What needs to be done
Each line below must be set down exactly; omit any image you find.

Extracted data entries
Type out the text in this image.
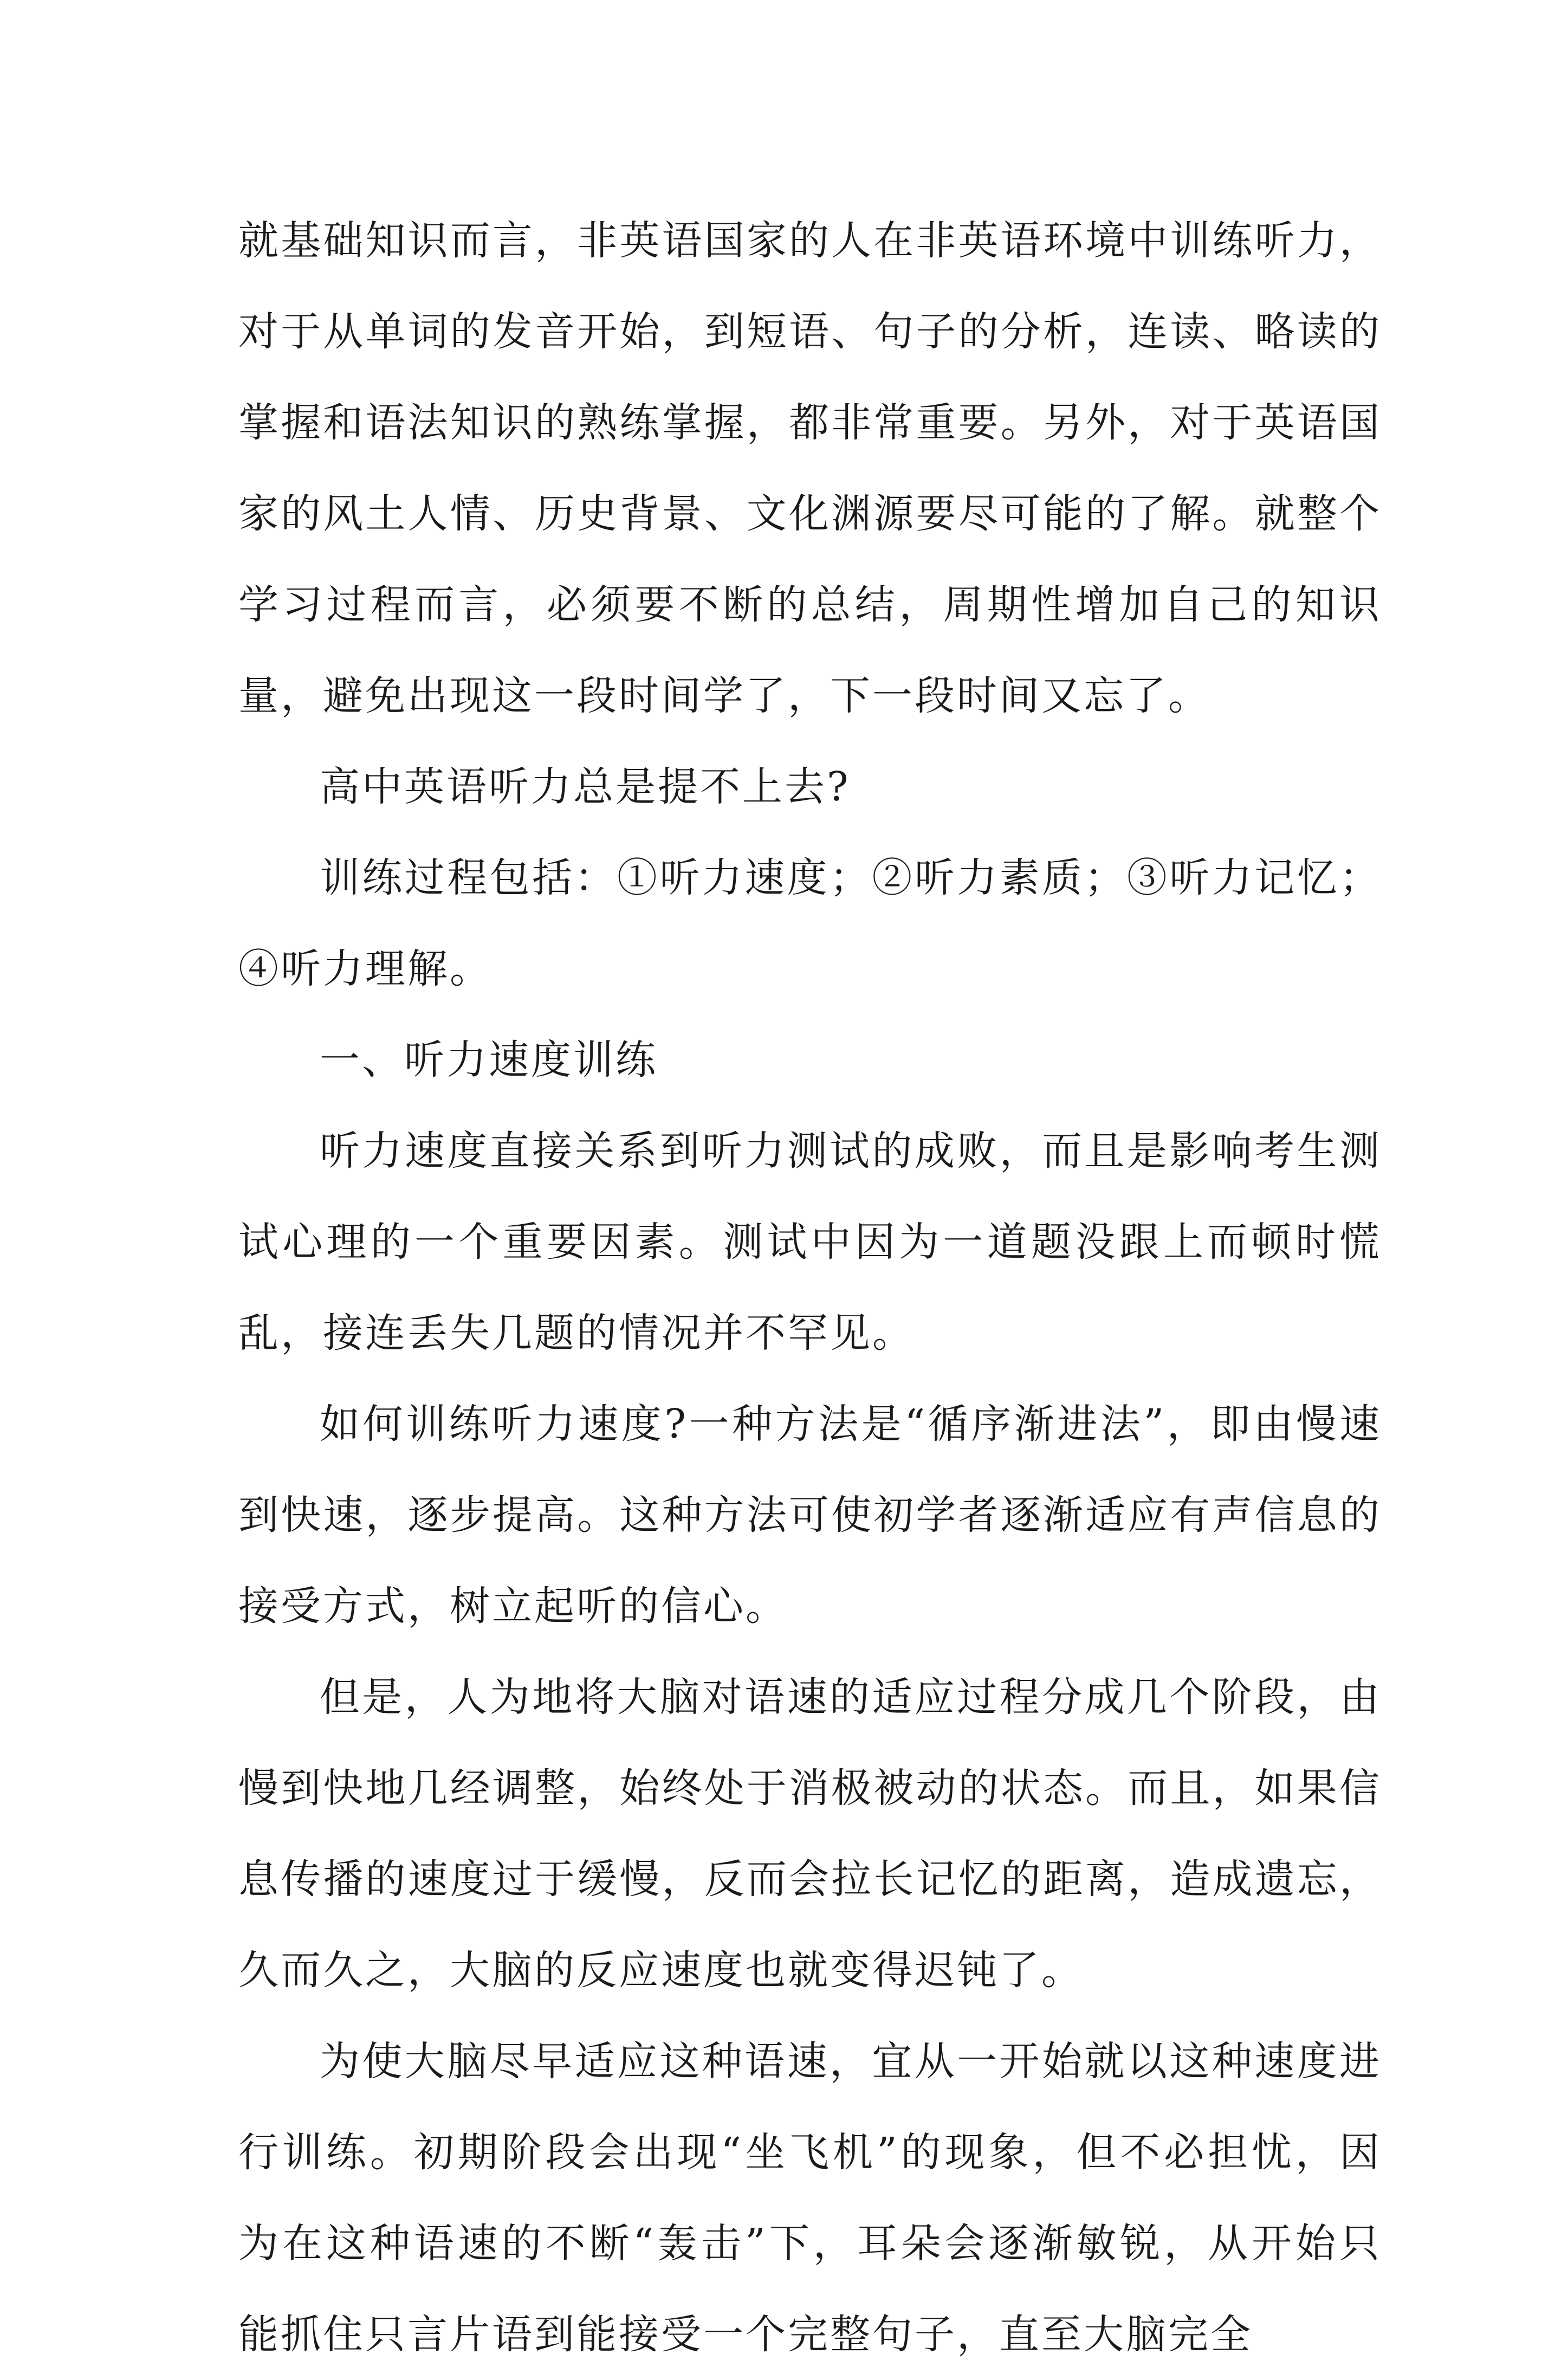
就基础知识而言，非英语国家的人在非英语环境中训练听力，对于从单词的发音开始，到短语、句子的分析，连读、略读的掌握和语法知识的熟练掌握，都非常重要。另外，对于英语国家的风土人情、历史背景、文化渊源要尽可能的了解。就整个学习过程而言，必须要不断的总结，周期性增加自己的知识量，避免出现这一段时间学了，下一段时间又忘了。

高中英语听力总是提不上去?

训练过程包括：①听力速度；②听力素质；③听力记忆；④听力理解。

一、听力速度训练

听力速度直接关系到听力测试的成败，而且是影响考生测试心理的一个重要因素。测试中因为一道题没跟上而顿时慌乱，接连丢失几题的情况并不罕见。

如何训练听力速度?一种方法是“循序渐进法”，即由慢速到快速，逐步提高。这种方法可使初学者逐渐适应有声信息的接受方式，树立起听的信心。

但是，人为地将大脑对语速的适应过程分成几个阶段，由慢到快地几经调整，始终处于消极被动的状态。而且，如果信息传播的速度过于缓慢，反而会拉长记忆的距离，造成遗忘，久而久之，大脑的反应速度也就变得迟钝了。

为使大脑尽早适应这种语速，宜从一开始就以这种速度进行训练。初期阶段会出现“坐飞机”的现象，但不必担忧，因为在这种语速的不断“轰击”下，耳朵会逐渐敏锐，从开始只能抓住只言片语到能接受一个完整句子，直至大脑完全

Correct response
Type out the text in this image.
就基础知识而言，非英语国家的人在非英语环境中训练听力，对于从单词的发音开始，到短语、句子的分析，连读、略读的掌握和语法知识的熟练掌握，都非常重要。另外，对于英语国家的风土人情、历史背景、文化渊源要尽可能的了解。就整个学习过程而言，必须要不断的总结，周期性增加自己的知识量，避免出现这一段时间学了，下一段时间又忘了。

高中英语听力总是提不上去?

训练过程包括：①听力速度；②听力素质；③听力记忆；④听力理解。

一、听力速度训练

听力速度直接关系到听力测试的成败，而且是影响考生测试心理的一个重要因素。测试中因为一道题没跟上而顿时慌乱，接连丢失几题的情况并不罕见。

如何训练听力速度?一种方法是“循序渐进法”，即由慢速到快速，逐步提高。这种方法可使初学者逐渐适应有声信息的接受方式，树立起听的信心。

但是，人为地将大脑对语速的适应过程分成几个阶段，由慢到快地几经调整，始终处于消极被动的状态。而且，如果信息传播的速度过于缓慢，反而会拉长记忆的距离，造成遗忘，久而久之，大脑的反应速度也就变得迟钝了。

为使大脑尽早适应这种语速，宜从一开始就以这种速度进行训练。初期阶段会出现“坐飞机”的现象，但不必担忧，因为在这种语速的不断“轰击”下，耳朵会逐渐敏锐，从开始只能抓住只言片语到能接受一个完整句子，直至大脑完全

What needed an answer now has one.